[Entries of transcribed document text]
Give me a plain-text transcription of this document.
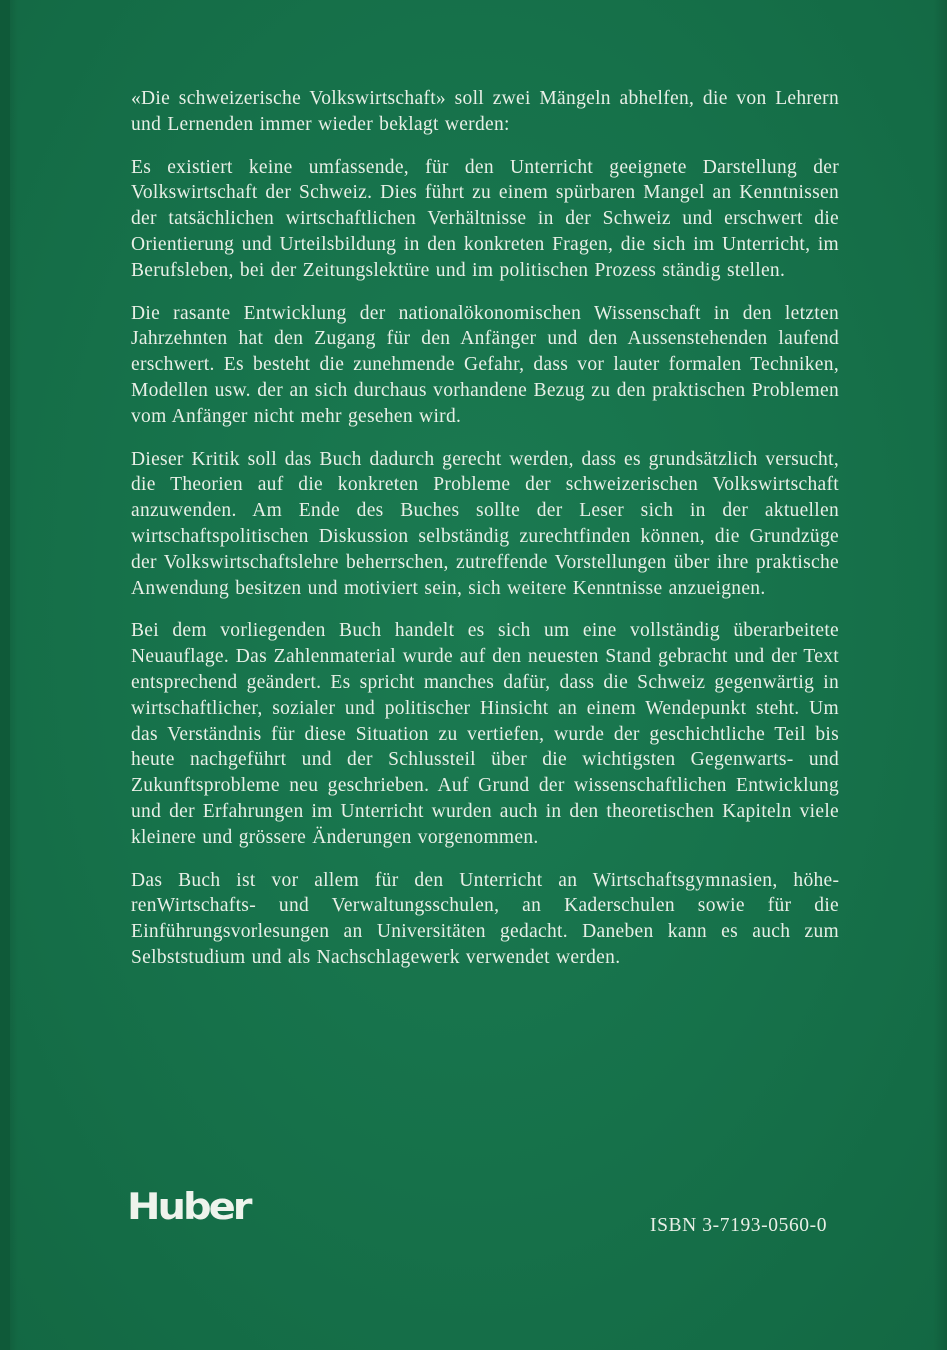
«Die schweizerische Volkswirtschaft» soll zwei Mängeln abhelfen, die von Lehrern und Lernenden immer wieder beklagt werden:

Es existiert keine umfassende, für den Unterricht geeignete Darstellung der Volkswirtschaft der Schweiz. Dies führt zu einem spürbaren Mangel an Kenntnissen der tatsächlichen wirtschaftlichen Verhältnisse in der Schweiz und erschwert die Orientierung und Urteilsbildung in den konkreten Fragen, die sich im Unterricht, im Berufsleben, bei der Zeitungslektüre und im politischen Prozess ständig stellen.

Die rasante Entwicklung der nationalökonomischen Wissenschaft in den letzten Jahrzehnten hat den Zugang für den Anfänger und den Aussenstehenden laufend erschwert. Es besteht die zunehmende Gefahr, dass vor lauter formalen Techniken, Modellen usw. der an sich durchaus vorhandene Bezug zu den praktischen Problemen vom Anfänger nicht mehr gesehen wird.

Dieser Kritik soll das Buch dadurch gerecht werden, dass es grundsätzlich versucht, die Theorien auf die konkreten Probleme der schweizerischen Volkswirtschaft anzuwenden. Am Ende des Buches sollte der Leser sich in der aktuellen wirtschaftspolitischen Diskussion selbständig zurechtfinden können, die Grundzüge der Volkswirtschaftslehre beherrschen, zutreffende Vorstellungen über ihre praktische Anwendung besitzen und motiviert sein, sich weitere Kenntnisse anzueignen.

Bei dem vorliegenden Buch handelt es sich um eine vollständig überarbeitete Neuauflage. Das Zahlenmaterial wurde auf den neuesten Stand gebracht und der Text entsprechend geändert. Es spricht manches dafür, dass die Schweiz gegenwärtig in wirtschaftlicher, sozialer und politischer Hinsicht an einem Wendepunkt steht. Um das Verständnis für diese Situation zu vertiefen, wurde der geschichtliche Teil bis heute nachgeführt und der Schlussteil über die wichtigsten Gegenwarts- und Zukunftsprobleme neu geschrieben. Auf Grund der wissenschaftlichen Entwicklung und der Erfahrungen im Unterricht wurden auch in den theoretischen Kapiteln viele kleinere und grössere Änderungen vorgenommen.

Das Buch ist vor allem für den Unterricht an Wirtschaftsgymnasien, höherenWirtschafts- und Verwaltungsschulen, an Kaderschulen sowie für die Einführungsvorlesungen an Universitäten gedacht. Daneben kann es auch zum Selbststudium und als Nachschlagewerk verwendet werden.

Huber	ISBN 3-7193-0560-0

[Problem] Return all of the data exactly as written, and drop the pictures.

[Answer]
Give me a plain-text transcription of this document.
«Die schweizerische Volkswirtschaft» soll zwei Mängeln abhelfen, die von Lehrern und Lernenden immer wieder beklagt werden:

Es existiert keine umfassende, für den Unterricht geeignete Darstellung der Volkswirtschaft der Schweiz. Dies führt zu einem spürbaren Mangel an Kenntnissen der tatsächlichen wirtschaftlichen Verhältnisse in der Schweiz und erschwert die Orientierung und Urteilsbildung in den konkreten Fragen, die sich im Unterricht, im Berufsleben, bei der Zeitungslektüre und im politischen Prozess ständig stellen.

Die rasante Entwicklung der nationalökonomischen Wissenschaft in den letzten Jahrzehnten hat den Zugang für den Anfänger und den Aussenstehenden laufend erschwert. Es besteht die zunehmende Gefahr, dass vor lauter formalen Techniken, Modellen usw. der an sich durchaus vorhandene Bezug zu den praktischen Problemen vom Anfänger nicht mehr gesehen wird.

Dieser Kritik soll das Buch dadurch gerecht werden, dass es grundsätzlich versucht, die Theorien auf die konkreten Probleme der schweizerischen Volkswirtschaft anzuwenden. Am Ende des Buches sollte der Leser sich in der aktuellen wirtschaftspolitischen Diskussion selbständig zurechtfinden können, die Grundzüge der Volkswirtschaftslehre beherrschen, zutreffende Vorstellungen über ihre praktische Anwendung besitzen und motiviert sein, sich weitere Kenntnisse anzueignen.

Bei dem vorliegenden Buch handelt es sich um eine vollständig überarbeitete Neuauflage. Das Zahlenmaterial wurde auf den neuesten Stand gebracht und der Text entsprechend geändert. Es spricht manches dafür, dass die Schweiz gegenwärtig in wirtschaftlicher, sozialer und politischer Hinsicht an einem Wendepunkt steht. Um das Verständnis für diese Situation zu vertiefen, wurde der geschichtliche Teil bis heute nachgeführt und der Schlussteil über die wichtigsten Gegenwarts- und Zukunftsprobleme neu geschrieben. Auf Grund der wissenschaftlichen Entwicklung und der Erfahrungen im Unterricht wurden auch in den theoretischen Kapiteln viele kleinere und grössere Änderungen vorgenommen.

Das Buch ist vor allem für den Unterricht an Wirtschaftsgymnasien, höherenWirtschafts- und Verwaltungsschulen, an Kaderschulen sowie für die Einführungsvorlesungen an Universitäten gedacht. Daneben kann es auch zum Selbststudium und als Nachschlagewerk verwendet werden.

Huber	ISBN 3-7193-0560-0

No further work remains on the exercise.